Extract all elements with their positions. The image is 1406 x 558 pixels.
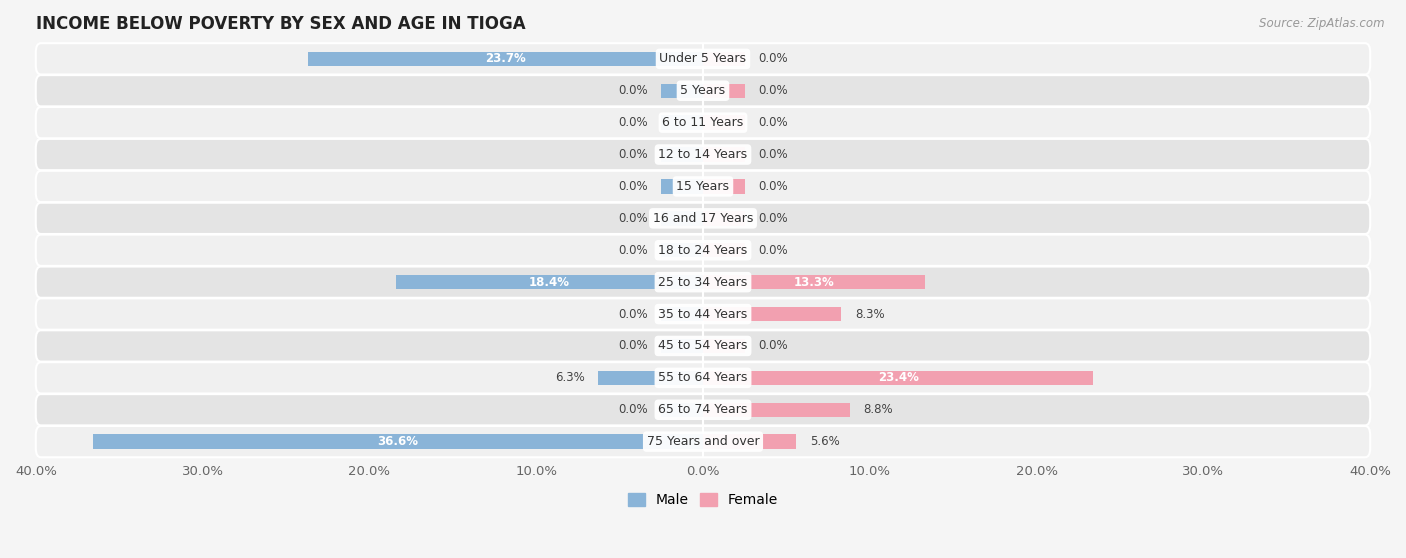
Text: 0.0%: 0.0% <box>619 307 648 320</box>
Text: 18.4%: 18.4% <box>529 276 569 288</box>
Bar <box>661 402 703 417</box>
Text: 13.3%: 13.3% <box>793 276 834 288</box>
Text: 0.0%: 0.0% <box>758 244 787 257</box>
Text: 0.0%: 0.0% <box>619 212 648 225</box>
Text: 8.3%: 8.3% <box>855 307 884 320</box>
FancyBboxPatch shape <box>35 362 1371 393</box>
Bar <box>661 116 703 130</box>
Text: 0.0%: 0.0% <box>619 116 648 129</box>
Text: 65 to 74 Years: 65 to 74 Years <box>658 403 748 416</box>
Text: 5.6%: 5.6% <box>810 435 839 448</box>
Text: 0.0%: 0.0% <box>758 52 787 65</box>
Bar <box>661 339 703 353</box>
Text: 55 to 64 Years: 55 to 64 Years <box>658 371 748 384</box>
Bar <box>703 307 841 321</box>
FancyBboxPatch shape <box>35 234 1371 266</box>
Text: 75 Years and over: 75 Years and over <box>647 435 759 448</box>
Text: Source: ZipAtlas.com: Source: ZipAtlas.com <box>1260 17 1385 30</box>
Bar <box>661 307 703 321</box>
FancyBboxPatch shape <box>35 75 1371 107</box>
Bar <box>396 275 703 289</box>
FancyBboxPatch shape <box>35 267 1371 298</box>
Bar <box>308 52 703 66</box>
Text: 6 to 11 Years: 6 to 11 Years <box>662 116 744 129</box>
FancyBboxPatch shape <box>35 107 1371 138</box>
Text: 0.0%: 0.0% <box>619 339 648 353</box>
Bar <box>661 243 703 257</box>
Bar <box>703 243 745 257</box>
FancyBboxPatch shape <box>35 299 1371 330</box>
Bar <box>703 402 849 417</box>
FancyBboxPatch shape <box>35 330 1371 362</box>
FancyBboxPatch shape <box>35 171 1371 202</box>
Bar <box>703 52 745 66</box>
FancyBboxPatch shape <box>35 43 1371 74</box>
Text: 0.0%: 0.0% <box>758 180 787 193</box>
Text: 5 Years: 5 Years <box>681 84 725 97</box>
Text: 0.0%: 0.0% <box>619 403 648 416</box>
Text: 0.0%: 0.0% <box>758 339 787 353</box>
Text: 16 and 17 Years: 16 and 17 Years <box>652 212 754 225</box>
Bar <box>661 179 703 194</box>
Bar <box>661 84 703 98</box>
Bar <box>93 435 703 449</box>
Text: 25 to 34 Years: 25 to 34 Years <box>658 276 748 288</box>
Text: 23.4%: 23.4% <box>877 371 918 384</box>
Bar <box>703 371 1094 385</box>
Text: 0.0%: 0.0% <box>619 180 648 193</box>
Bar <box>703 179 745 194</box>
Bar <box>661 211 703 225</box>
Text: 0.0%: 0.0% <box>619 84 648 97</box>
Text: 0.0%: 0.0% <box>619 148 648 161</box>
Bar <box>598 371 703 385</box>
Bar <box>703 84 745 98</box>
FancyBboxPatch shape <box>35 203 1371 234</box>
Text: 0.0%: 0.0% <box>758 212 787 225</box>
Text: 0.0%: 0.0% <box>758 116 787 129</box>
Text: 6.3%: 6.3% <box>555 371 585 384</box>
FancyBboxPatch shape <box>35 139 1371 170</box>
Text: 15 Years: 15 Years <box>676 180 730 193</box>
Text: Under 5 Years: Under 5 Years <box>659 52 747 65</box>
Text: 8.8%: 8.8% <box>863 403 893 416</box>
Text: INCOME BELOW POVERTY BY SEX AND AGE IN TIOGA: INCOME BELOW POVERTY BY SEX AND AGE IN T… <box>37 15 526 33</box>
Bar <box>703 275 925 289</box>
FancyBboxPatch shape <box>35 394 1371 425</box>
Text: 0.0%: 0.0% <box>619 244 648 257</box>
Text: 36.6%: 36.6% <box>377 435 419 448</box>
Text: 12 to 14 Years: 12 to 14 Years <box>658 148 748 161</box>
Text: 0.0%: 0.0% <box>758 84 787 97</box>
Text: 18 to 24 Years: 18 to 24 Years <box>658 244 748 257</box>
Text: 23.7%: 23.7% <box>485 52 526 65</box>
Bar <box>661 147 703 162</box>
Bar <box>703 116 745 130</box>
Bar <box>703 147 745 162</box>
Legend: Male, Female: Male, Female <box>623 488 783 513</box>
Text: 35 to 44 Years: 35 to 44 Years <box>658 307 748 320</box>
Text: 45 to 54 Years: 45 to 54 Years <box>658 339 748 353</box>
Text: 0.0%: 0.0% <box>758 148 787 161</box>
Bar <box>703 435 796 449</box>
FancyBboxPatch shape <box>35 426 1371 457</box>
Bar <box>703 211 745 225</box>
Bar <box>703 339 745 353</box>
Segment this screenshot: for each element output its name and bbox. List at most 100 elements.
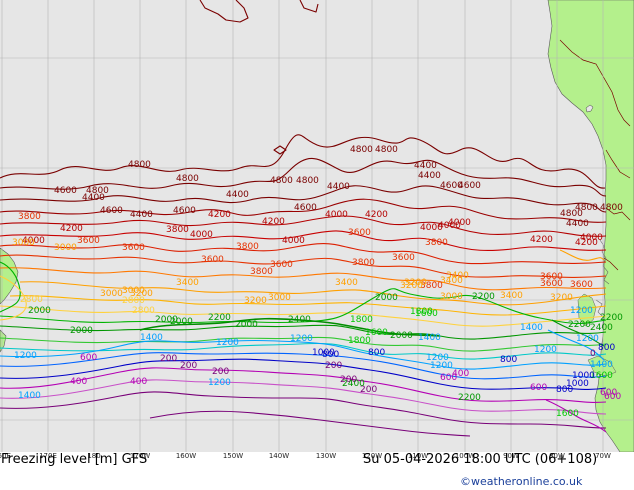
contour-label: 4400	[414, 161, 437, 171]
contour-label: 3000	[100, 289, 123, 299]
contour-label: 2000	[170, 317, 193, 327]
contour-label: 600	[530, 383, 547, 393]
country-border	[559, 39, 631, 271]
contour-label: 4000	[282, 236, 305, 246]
= = = = = = =
= Work instructions =
Render the material above as a numbered list, with one item per line and no blank lines. Leave out the pictures.

= Correct answer =
1. Extract all elements with their positions. The image is 1406 x 558 pixels.
2. Text: 0.0%: 0.0% <box>619 307 648 320</box>
3. Text: 18.4%: 18.4% <box>529 276 569 288</box>
4. Bar <box>661 402 703 417</box>
5. Text: 13.3%: 13.3% <box>793 276 834 288</box>
6. Text: 0.0%: 0.0% <box>758 244 787 257</box>
7. Text: 0.0%: 0.0% <box>619 212 648 225</box>
8. Text: 8.3%: 8.3% <box>855 307 884 320</box>
9. FancyBboxPatch shape <box>35 362 1371 393</box>
10. Bar <box>661 116 703 130</box>
11. Text: 0.0%: 0.0% <box>619 116 648 129</box>
12. Text: 65 to 74 Years: 65 to 74 Years <box>658 403 748 416</box>
13. Text: 5.6%: 5.6% <box>810 435 839 448</box>
14. Text: 0.0%: 0.0% <box>758 52 787 65</box>
15. Bar <box>661 339 703 353</box>
16. Text: 55 to 64 Years: 55 to 64 Years <box>658 371 748 384</box>
17. Bar <box>703 307 841 321</box>
18. FancyBboxPatch shape <box>35 234 1371 266</box>
19. Text: 75 Years and over: 75 Years and over <box>647 435 759 448</box>
20. Text: Source: ZipAtlas.com: Source: ZipAtlas.com <box>1260 17 1385 30</box>
21. Bar <box>661 307 703 321</box>
22. FancyBboxPatch shape <box>35 75 1371 107</box>
23. Bar <box>396 275 703 289</box>
24. FancyBboxPatch shape <box>35 267 1371 298</box>
25. Bar <box>308 52 703 66</box>
26. Text: 6 to 11 Years: 6 to 11 Years <box>662 116 744 129</box>
27. FancyBboxPatch shape <box>35 107 1371 138</box>
28. Text: 0.0%: 0.0% <box>619 339 648 353</box>
29. Bar <box>661 243 703 257</box>
30. Bar <box>703 243 745 257</box>
31. FancyBboxPatch shape <box>35 299 1371 330</box>
32. Bar <box>703 402 849 417</box>
33. FancyBboxPatch shape <box>35 330 1371 362</box>
34. FancyBboxPatch shape <box>35 171 1371 202</box>
35. Bar <box>703 52 745 66</box>
36. FancyBboxPatch shape <box>35 43 1371 74</box>
37. Text: 0.0%: 0.0% <box>758 180 787 193</box>
38. Text: 5 Years: 5 Years <box>681 84 725 97</box>
39. Text: 0.0%: 0.0% <box>619 403 648 416</box>
40. Text: 0.0%: 0.0% <box>758 339 787 353</box>
41. Text: 16 and 17 Years: 16 and 17 Years <box>652 212 754 225</box>
42. Bar <box>661 179 703 194</box>
43. Bar <box>661 84 703 98</box>
44. Bar <box>93 435 703 449</box>
45. Text: 25 to 34 Years: 25 to 34 Years <box>658 276 748 288</box>
46. Text: 23.4%: 23.4% <box>877 371 918 384</box>
47. Bar <box>703 371 1094 385</box>
48. Text: 0.0%: 0.0% <box>619 180 648 193</box>
49. Bar <box>703 179 745 194</box>
50. Bar <box>661 211 703 225</box>
51. Text: 0.0%: 0.0% <box>619 84 648 97</box>
52. Text: 0.0%: 0.0% <box>619 148 648 161</box>
53. Bar <box>598 371 703 385</box>
54. Bar <box>703 84 745 98</box>
55. FancyBboxPatch shape <box>35 203 1371 234</box>
56. Text: 0.0%: 0.0% <box>758 212 787 225</box>
57. Text: 0.0%: 0.0% <box>758 116 787 129</box>
58. Text: 6.3%: 6.3% <box>555 371 585 384</box>
59. FancyBboxPatch shape <box>35 139 1371 170</box>
60. Text: 15 Years: 15 Years <box>676 180 730 193</box>
61. Text: Under 5 Years: Under 5 Years <box>659 52 747 65</box>
62. Text: 8.8%: 8.8% <box>863 403 893 416</box>
63. Text: INCOME BELOW POVERTY BY SEX AND AGE IN TIOGA: INCOME BELOW POVERTY BY SEX AND AGE IN T… <box>37 15 526 33</box>
64. Bar <box>703 275 925 289</box>
65. FancyBboxPatch shape <box>35 394 1371 425</box>
66. Text: 0.0%: 0.0% <box>619 244 648 257</box>
67. Text: 36.6%: 36.6% <box>377 435 419 448</box>
68. Text: 12 to 14 Years: 12 to 14 Years <box>658 148 748 161</box>
69. Text: 0.0%: 0.0% <box>758 84 787 97</box>
70. Text: 18 to 24 Years: 18 to 24 Years <box>658 244 748 257</box>
71. Text: 23.7%: 23.7% <box>485 52 526 65</box>
72. Bar <box>661 147 703 162</box>
73. Bar <box>703 116 745 130</box>
74. Bar <box>703 147 745 162</box>
75. Legend: Male, Female: Male, Female <box>623 488 783 513</box>
76. Text: 35 to 44 Years: 35 to 44 Years <box>658 307 748 320</box>
77. Text: 45 to 54 Years: 45 to 54 Years <box>658 339 748 353</box>
78. Text: 0.0%: 0.0% <box>758 148 787 161</box>
79. Bar <box>703 435 796 449</box>
80. FancyBboxPatch shape <box>35 426 1371 457</box>
81. Bar <box>703 211 745 225</box>
82. Bar <box>703 339 745 353</box>
83. Segment this screenshot: for each element output its name and bbox. List at most 100 elements.
84. contour-label: 4400	[414, 161, 437, 171]
85. contour-label: 3000	[100, 289, 123, 299]
86. contour-label: 2000	[170, 317, 193, 327]
87. contour-label: 600	[530, 383, 547, 393]
88. country-border	[559, 39, 631, 271]
89. contour-label: 4000	[282, 236, 305, 246]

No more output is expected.